Each entry below is to be duplicated verbatim.

════

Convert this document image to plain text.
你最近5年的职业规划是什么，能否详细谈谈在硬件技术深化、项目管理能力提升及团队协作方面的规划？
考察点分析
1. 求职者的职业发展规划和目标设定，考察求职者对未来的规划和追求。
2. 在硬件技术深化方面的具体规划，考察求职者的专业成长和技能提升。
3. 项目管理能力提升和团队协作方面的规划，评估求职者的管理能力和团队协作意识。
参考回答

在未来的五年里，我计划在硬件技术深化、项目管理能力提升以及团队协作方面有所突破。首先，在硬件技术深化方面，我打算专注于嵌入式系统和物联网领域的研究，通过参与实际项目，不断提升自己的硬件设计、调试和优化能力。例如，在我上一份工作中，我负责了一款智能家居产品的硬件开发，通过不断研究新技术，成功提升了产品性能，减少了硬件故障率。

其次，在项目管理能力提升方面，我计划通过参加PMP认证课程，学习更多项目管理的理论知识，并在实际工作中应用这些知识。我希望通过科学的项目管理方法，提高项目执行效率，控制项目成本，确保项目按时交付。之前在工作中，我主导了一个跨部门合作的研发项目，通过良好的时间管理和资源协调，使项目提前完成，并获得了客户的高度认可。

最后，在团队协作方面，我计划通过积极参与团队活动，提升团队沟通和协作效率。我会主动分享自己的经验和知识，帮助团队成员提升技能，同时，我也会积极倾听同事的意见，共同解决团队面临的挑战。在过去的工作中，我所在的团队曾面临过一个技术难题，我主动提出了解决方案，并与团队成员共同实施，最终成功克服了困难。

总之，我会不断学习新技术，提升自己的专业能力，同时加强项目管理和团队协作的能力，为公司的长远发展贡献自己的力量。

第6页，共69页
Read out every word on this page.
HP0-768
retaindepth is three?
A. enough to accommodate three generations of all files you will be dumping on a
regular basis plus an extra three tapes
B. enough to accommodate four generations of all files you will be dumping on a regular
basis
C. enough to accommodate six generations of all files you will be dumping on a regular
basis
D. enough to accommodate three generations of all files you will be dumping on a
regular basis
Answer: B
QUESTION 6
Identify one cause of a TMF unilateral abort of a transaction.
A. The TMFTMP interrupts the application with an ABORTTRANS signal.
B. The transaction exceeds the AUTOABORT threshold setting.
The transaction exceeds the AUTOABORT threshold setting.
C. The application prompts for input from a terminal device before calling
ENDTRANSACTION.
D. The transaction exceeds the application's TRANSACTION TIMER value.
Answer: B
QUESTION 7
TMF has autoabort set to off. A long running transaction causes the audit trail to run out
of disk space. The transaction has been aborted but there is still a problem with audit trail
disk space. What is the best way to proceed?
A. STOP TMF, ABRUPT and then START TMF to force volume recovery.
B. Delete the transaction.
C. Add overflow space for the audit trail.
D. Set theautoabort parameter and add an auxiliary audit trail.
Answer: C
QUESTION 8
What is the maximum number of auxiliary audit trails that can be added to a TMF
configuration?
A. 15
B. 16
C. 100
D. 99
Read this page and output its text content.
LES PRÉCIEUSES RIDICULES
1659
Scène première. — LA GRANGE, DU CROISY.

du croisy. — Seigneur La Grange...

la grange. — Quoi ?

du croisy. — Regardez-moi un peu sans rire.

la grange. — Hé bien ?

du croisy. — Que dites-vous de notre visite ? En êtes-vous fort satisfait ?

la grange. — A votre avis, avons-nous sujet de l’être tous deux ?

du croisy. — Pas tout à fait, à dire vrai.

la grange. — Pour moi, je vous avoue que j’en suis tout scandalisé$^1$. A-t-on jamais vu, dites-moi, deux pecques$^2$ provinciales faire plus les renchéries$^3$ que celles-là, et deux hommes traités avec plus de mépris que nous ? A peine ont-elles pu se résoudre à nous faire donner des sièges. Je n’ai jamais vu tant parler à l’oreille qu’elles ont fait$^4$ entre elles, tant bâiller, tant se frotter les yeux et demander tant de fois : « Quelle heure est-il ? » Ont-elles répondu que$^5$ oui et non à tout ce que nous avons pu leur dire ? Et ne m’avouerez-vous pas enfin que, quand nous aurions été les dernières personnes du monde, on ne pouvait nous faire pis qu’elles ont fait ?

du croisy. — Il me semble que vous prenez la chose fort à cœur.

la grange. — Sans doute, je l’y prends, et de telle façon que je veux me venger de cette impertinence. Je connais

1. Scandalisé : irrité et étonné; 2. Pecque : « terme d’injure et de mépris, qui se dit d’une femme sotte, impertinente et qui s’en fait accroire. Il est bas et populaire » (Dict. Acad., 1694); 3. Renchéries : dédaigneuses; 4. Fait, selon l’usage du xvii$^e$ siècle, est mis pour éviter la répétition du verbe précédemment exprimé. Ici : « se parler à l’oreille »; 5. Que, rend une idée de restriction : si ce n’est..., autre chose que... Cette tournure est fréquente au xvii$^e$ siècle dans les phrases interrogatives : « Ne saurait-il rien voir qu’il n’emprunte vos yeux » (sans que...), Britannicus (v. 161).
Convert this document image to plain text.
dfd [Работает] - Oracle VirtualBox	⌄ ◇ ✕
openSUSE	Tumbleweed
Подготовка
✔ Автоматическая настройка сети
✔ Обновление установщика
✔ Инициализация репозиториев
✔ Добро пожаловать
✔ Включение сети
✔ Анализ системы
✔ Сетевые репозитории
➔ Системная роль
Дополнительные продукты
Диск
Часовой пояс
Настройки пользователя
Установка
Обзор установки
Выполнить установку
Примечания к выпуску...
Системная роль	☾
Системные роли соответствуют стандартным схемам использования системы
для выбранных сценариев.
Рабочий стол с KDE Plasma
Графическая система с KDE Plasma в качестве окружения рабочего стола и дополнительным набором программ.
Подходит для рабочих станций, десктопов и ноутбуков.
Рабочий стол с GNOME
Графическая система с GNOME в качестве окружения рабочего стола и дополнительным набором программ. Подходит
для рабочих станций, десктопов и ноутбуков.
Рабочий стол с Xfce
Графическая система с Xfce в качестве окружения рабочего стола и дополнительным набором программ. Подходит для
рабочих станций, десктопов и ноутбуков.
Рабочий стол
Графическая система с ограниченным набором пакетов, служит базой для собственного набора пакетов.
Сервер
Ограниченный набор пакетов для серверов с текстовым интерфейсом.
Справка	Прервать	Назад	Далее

════

REPLY:
Convert this document image to plain text.
你最近5年的职业规划是什么，能否详细谈谈在硬件技术深化、项目管理能力提升及团队协作方面的规划？
考察点分析
1. 求职者的职业发展规划和目标设定，考察求职者对未来的规划和追求。
2. 在硬件技术深化方面的具体规划，考察求职者的专业成长和技能提升。
3. 项目管理能力提升和团队协作方面的规划，评估求职者的管理能力和团队协作意识。
参考回答

在未来的五年里，我计划在硬件技术深化、项目管理能力提升以及团队协作方面有所突破。首先，在硬件技术深化方面，我打算专注于嵌入式系统和物联网领域的研究，通过参与实际项目，不断提升自己的硬件设计、调试和优化能力。例如，在我上一份工作中，我负责了一款智能家居产品的硬件开发，通过不断研究新技术，成功提升了产品性能，减少了硬件故障率。

其次，在项目管理能力提升方面，我计划通过参加PMP认证课程，学习更多项目管理的理论知识，并在实际工作中应用这些知识。我希望通过科学的项目管理方法，提高项目执行效率，控制项目成本，确保项目按时交付。之前在工作中，我主导了一个跨部门合作的研发项目，通过良好的时间管理和资源协调，使项目提前完成，并获得了客户的高度认可。

最后，在团队协作方面，我计划通过积极参与团队活动，提升团队沟通和协作效率。我会主动分享自己的经验和知识，帮助团队成员提升技能，同时，我也会积极倾听同事的意见，共同解决团队面临的挑战。在过去的工作中，我所在的团队曾面临过一个技术难题，我主动提出了解决方案，并与团队成员共同实施，最终成功克服了困难。

总之，我会不断学习新技术，提升自己的专业能力，同时加强项目管理和团队协作的能力，为公司的长远发展贡献自己的力量。

第6页，共69页
Read out every word on this page.
HP0-768
retaindepth is three?
A. enough to accommodate three generations of all files you will be dumping on a
regular basis plus an extra three tapes
B. enough to accommodate four generations of all files you will be dumping on a regular
basis
C. enough to accommodate six generations of all files you will be dumping on a regular
basis
D. enough to accommodate three generations of all files you will be dumping on a
regular basis
Answer: B
QUESTION 6
Identify one cause of a TMF unilateral abort of a transaction.
A. The TMFTMP interrupts the application with an ABORTTRANS signal.
B. The transaction exceeds the AUTOABORT threshold setting.
The transaction exceeds the AUTOABORT threshold setting.
C. The application prompts for input from a terminal device before calling
ENDTRANSACTION.
D. The transaction exceeds the application's TRANSACTION TIMER value.
Answer: B
QUESTION 7
TMF has autoabort set to off. A long running transaction causes the audit trail to run out
of disk space. The transaction has been aborted but there is still a problem with audit trail
disk space. What is the best way to proceed?
A. STOP TMF, ABRUPT and then START TMF to force volume recovery.
B. Delete the transaction.
C. Add overflow space for the audit trail.
D. Set theautoabort parameter and add an auxiliary audit trail.
Answer: C
QUESTION 8
What is the maximum number of auxiliary audit trails that can be added to a TMF
configuration?
A. 15
B. 16
C. 100
D. 99
Read this page and output its text content.
LES PRÉCIEUSES RIDICULES
1659
Scène première. — LA GRANGE, DU CROISY.

du croisy. — Seigneur La Grange...

la grange. — Quoi ?

du croisy. — Regardez-moi un peu sans rire.

la grange. — Hé bien ?

du croisy. — Que dites-vous de notre visite ? En êtes-vous fort satisfait ?

la grange. — A votre avis, avons-nous sujet de l’être tous deux ?

du croisy. — Pas tout à fait, à dire vrai.

la grange. — Pour moi, je vous avoue que j’en suis tout scandalisé$^1$. A-t-on jamais vu, dites-moi, deux pecques$^2$ provinciales faire plus les renchéries$^3$ que celles-là, et deux hommes traités avec plus de mépris que nous ? A peine ont-elles pu se résoudre à nous faire donner des sièges. Je n’ai jamais vu tant parler à l’oreille qu’elles ont fait$^4$ entre elles, tant bâiller, tant se frotter les yeux et demander tant de fois : « Quelle heure est-il ? » Ont-elles répondu que$^5$ oui et non à tout ce que nous avons pu leur dire ? Et ne m’avouerez-vous pas enfin que, quand nous aurions été les dernières personnes du monde, on ne pouvait nous faire pis qu’elles ont fait ?

du croisy. — Il me semble que vous prenez la chose fort à cœur.

la grange. — Sans doute, je l’y prends, et de telle façon que je veux me venger de cette impertinence. Je connais

1. Scandalisé : irrité et étonné; 2. Pecque : « terme d’injure et de mépris, qui se dit d’une femme sotte, impertinente et qui s’en fait accroire. Il est bas et populaire » (Dict. Acad., 1694); 3. Renchéries : dédaigneuses; 4. Fait, selon l’usage du xvii$^e$ siècle, est mis pour éviter la répétition du verbe précédemment exprimé. Ici : « se parler à l’oreille »; 5. Que, rend une idée de restriction : si ce n’est..., autre chose que... Cette tournure est fréquente au xvii$^e$ siècle dans les phrases interrogatives : « Ne saurait-il rien voir qu’il n’emprunte vos yeux » (sans que...), Britannicus (v. 161).
Convert this document image to plain text.
dfd [Работает] - Oracle VirtualBox	⌄ ◇ ✕
openSUSE	Tumbleweed
Подготовка
✔ Автоматическая настройка сети
✔ Обновление установщика
✔ Инициализация репозиториев
✔ Добро пожаловать
✔ Включение сети
✔ Анализ системы
✔ Сетевые репозитории
➔ Системная роль
Дополнительные продукты
Диск
Часовой пояс
Настройки пользователя
Установка
Обзор установки
Выполнить установку
Примечания к выпуску...
Системная роль	☾
Системные роли соответствуют стандартным схемам использования системы
для выбранных сценариев.
Рабочий стол с KDE Plasma
Графическая система с KDE Plasma в качестве окружения рабочего стола и дополнительным набором программ.
Подходит для рабочих станций, десктопов и ноутбуков.
Рабочий стол с GNOME
Графическая система с GNOME в качестве окружения рабочего стола и дополнительным набором программ. Подходит
для рабочих станций, десктопов и ноутбуков.
Рабочий стол с Xfce
Графическая система с Xfce в качестве окружения рабочего стола и дополнительным набором программ. Подходит для
рабочих станций, десктопов и ноутбуков.
Рабочий стол
Графическая система с ограниченным набором пакетов, служит базой для собственного набора пакетов.
Сервер
Ограниченный набор пакетов для серверов с текстовым интерфейсом.
Справка	Прервать	Назад	Далее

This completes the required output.